Records about charts and figures:
┌──

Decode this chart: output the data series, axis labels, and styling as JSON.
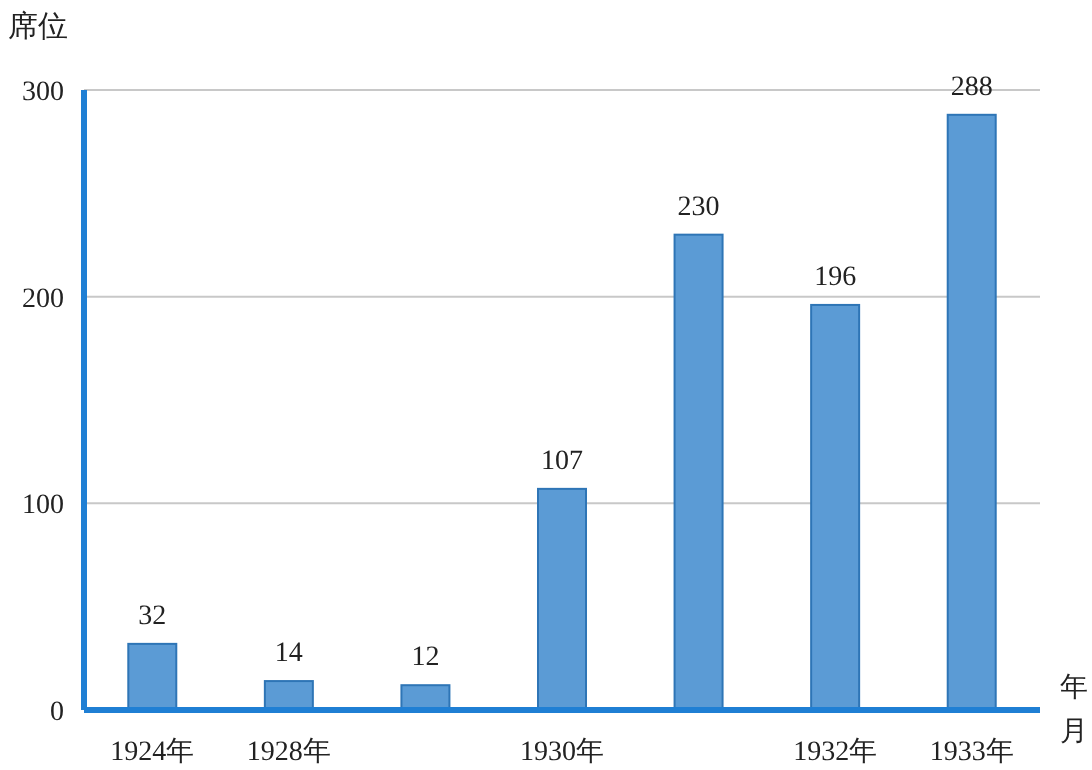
{
  "chart_data": {
    "type": "bar",
    "ylabel": "席位",
    "xlabel": "年月",
    "categories": [
      "1924年",
      "1928年",
      null,
      "1930年",
      null,
      "1932年",
      "1933年"
    ],
    "values": [
      32,
      14,
      12,
      107,
      230,
      196,
      288
    ],
    "color": "#5b9bd5",
    "ylim": [
      0,
      300
    ],
    "yticks": [
      0,
      100,
      200,
      300
    ],
    "grid": "y",
    "data_labels": true
  }
}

└──

== Exercise ==
Write out the listing above again, exactly, but with no pictures in the copy.

== Solved exercise ==
Decode this chart: output the data series, axis labels, and styling as JSON.
{
  "chart_data": {
    "type": "bar",
    "ylabel": "席位",
    "xlabel": "年月",
    "categories": [
      "1924年",
      "1928年",
      null,
      "1930年",
      null,
      "1932年",
      "1933年"
    ],
    "values": [
      32,
      14,
      12,
      107,
      230,
      196,
      288
    ],
    "color": "#5b9bd5",
    "ylim": [
      0,
      300
    ],
    "yticks": [
      0,
      100,
      200,
      300
    ],
    "grid": "y",
    "data_labels": true
  }
}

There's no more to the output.